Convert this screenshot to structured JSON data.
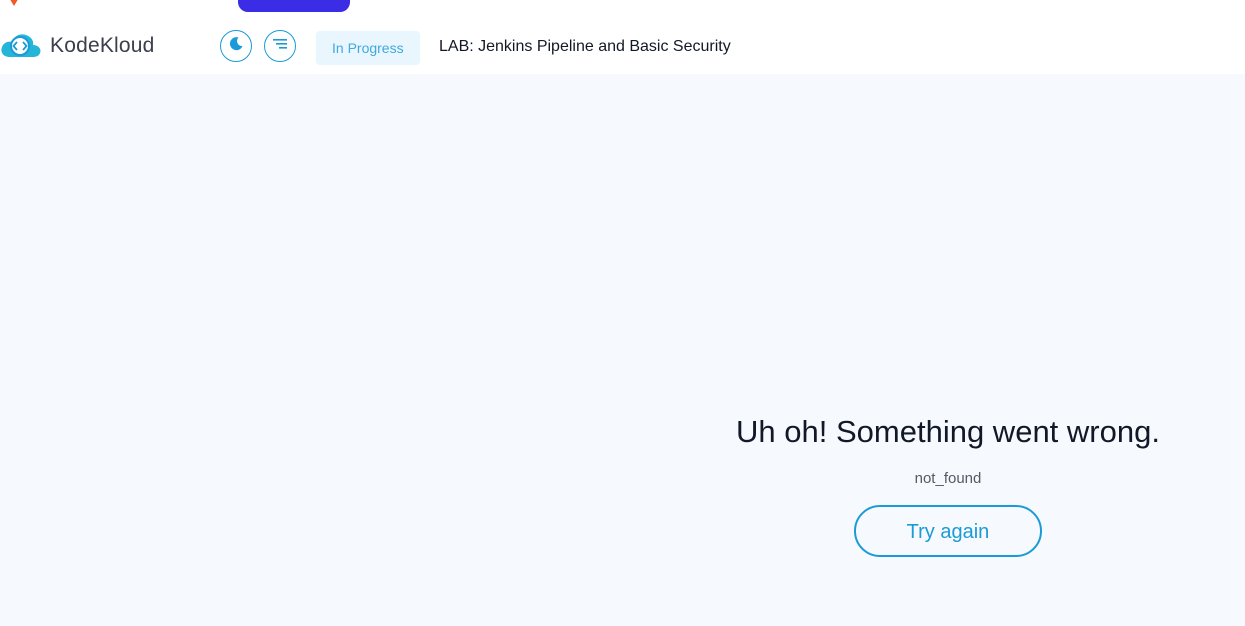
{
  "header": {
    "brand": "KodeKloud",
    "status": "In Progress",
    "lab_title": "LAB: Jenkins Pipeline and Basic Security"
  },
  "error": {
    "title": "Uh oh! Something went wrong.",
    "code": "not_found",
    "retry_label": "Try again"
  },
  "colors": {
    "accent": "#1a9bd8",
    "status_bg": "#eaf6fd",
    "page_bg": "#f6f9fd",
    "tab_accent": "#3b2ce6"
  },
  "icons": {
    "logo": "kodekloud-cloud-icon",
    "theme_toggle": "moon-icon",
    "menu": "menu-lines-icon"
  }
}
+++
→ **WHAT TO WORK ON**: Go through the entries above and print each one exactly, minus the pictures.

→ **COMPLETE ANSWER**:
Convert this screenshot to structured JSON data.
{
  "header": {
    "brand": "KodeKloud",
    "status": "In Progress",
    "lab_title": "LAB: Jenkins Pipeline and Basic Security"
  },
  "error": {
    "title": "Uh oh! Something went wrong.",
    "code": "not_found",
    "retry_label": "Try again"
  },
  "colors": {
    "accent": "#1a9bd8",
    "status_bg": "#eaf6fd",
    "page_bg": "#f6f9fd",
    "tab_accent": "#3b2ce6"
  },
  "icons": {
    "logo": "kodekloud-cloud-icon",
    "theme_toggle": "moon-icon",
    "menu": "menu-lines-icon"
  }
}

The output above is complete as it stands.